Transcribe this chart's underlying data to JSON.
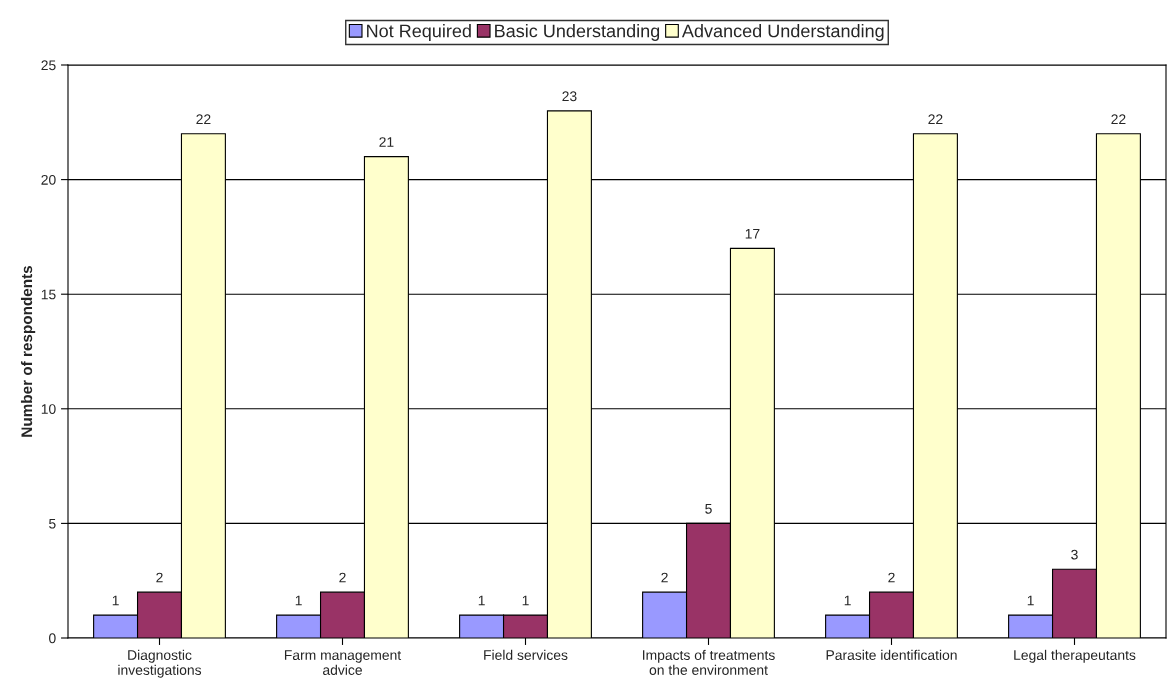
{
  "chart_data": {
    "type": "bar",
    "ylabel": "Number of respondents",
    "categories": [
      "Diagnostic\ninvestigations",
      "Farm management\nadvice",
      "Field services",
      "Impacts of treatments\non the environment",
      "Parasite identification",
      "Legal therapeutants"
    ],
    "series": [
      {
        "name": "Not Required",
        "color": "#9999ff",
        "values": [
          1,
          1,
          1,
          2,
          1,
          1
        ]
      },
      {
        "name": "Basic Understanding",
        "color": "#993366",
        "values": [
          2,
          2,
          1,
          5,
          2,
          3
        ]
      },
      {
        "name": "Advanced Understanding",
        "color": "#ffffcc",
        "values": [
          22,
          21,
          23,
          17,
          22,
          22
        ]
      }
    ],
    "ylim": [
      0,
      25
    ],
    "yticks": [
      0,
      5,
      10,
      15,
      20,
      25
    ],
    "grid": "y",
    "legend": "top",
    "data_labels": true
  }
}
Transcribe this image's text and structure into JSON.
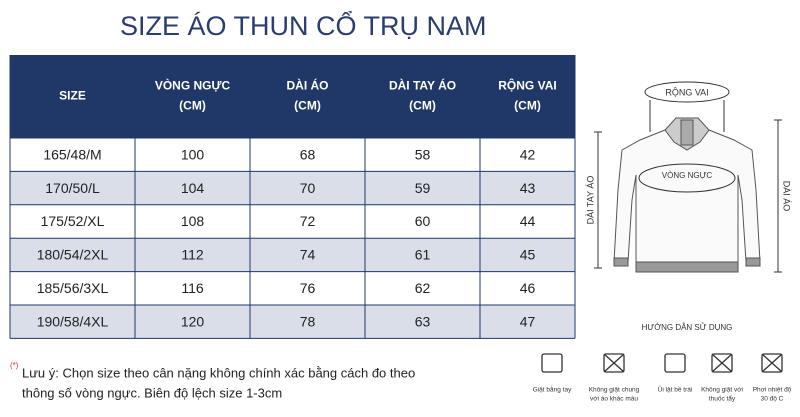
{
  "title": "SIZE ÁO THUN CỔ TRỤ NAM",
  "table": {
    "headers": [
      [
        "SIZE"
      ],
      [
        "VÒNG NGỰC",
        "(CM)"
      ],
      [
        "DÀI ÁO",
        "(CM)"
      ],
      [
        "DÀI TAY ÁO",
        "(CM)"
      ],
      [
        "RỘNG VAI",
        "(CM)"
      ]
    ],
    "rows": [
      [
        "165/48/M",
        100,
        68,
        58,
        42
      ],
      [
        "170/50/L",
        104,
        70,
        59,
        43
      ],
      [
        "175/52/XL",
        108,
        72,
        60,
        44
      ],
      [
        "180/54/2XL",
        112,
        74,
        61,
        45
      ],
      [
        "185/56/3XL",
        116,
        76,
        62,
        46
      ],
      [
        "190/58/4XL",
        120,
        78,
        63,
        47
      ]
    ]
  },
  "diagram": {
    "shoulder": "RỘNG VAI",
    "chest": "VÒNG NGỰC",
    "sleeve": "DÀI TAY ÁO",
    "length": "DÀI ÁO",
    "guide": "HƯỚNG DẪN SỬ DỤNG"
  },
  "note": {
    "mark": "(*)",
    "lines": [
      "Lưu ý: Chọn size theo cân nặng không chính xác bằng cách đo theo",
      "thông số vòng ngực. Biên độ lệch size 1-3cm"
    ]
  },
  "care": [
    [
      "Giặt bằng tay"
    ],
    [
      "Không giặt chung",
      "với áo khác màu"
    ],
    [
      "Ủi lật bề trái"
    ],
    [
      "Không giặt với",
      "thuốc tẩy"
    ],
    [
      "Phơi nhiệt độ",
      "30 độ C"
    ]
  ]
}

The problem: Quote the preceding listing precisely and completely, omitting its images.

Response:
Transcribe this chart's underlying data to JSON.
{
  "chart_data": {
    "type": "bar",
    "ylabel": "Number of respondents",
    "categories": [
      "Diagnostic\ninvestigations",
      "Farm management\nadvice",
      "Field services",
      "Impacts of treatments\non the environment",
      "Parasite identification",
      "Legal therapeutants"
    ],
    "series": [
      {
        "name": "Not Required",
        "color": "#9999ff",
        "values": [
          1,
          1,
          1,
          2,
          1,
          1
        ]
      },
      {
        "name": "Basic Understanding",
        "color": "#993366",
        "values": [
          2,
          2,
          1,
          5,
          2,
          3
        ]
      },
      {
        "name": "Advanced Understanding",
        "color": "#ffffcc",
        "values": [
          22,
          21,
          23,
          17,
          22,
          22
        ]
      }
    ],
    "ylim": [
      0,
      25
    ],
    "yticks": [
      0,
      5,
      10,
      15,
      20,
      25
    ],
    "grid": "y",
    "legend": "top",
    "data_labels": true
  }
}
Transcribe this image's text and structure into JSON.
{
  "title": "SIZE ÁO THUN CỔ TRỤ NAM",
  "table": {
    "headers": [
      [
        "SIZE"
      ],
      [
        "VÒNG NGỰC",
        "(CM)"
      ],
      [
        "DÀI ÁO",
        "(CM)"
      ],
      [
        "DÀI TAY ÁO",
        "(CM)"
      ],
      [
        "RỘNG VAI",
        "(CM)"
      ]
    ],
    "rows": [
      [
        "165/48/M",
        100,
        68,
        58,
        42
      ],
      [
        "170/50/L",
        104,
        70,
        59,
        43
      ],
      [
        "175/52/XL",
        108,
        72,
        60,
        44
      ],
      [
        "180/54/2XL",
        112,
        74,
        61,
        45
      ],
      [
        "185/56/3XL",
        116,
        76,
        62,
        46
      ],
      [
        "190/58/4XL",
        120,
        78,
        63,
        47
      ]
    ]
  },
  "diagram": {
    "shoulder": "RỘNG VAI",
    "chest": "VÒNG NGỰC",
    "sleeve": "DÀI TAY ÁO",
    "length": "DÀI ÁO",
    "guide": "HƯỚNG DẪN SỬ DỤNG"
  },
  "note": {
    "mark": "(*)",
    "lines": [
      "Lưu ý: Chọn size theo cân nặng không chính xác bằng cách đo theo",
      "thông số vòng ngực. Biên độ lệch size 1-3cm"
    ]
  },
  "care": [
    [
      "Giặt bằng tay"
    ],
    [
      "Không giặt chung",
      "với áo khác màu"
    ],
    [
      "Ủi lật bề trái"
    ],
    [
      "Không giặt với",
      "thuốc tẩy"
    ],
    [
      "Phơi nhiệt độ",
      "30 độ C"
    ]
  ]
}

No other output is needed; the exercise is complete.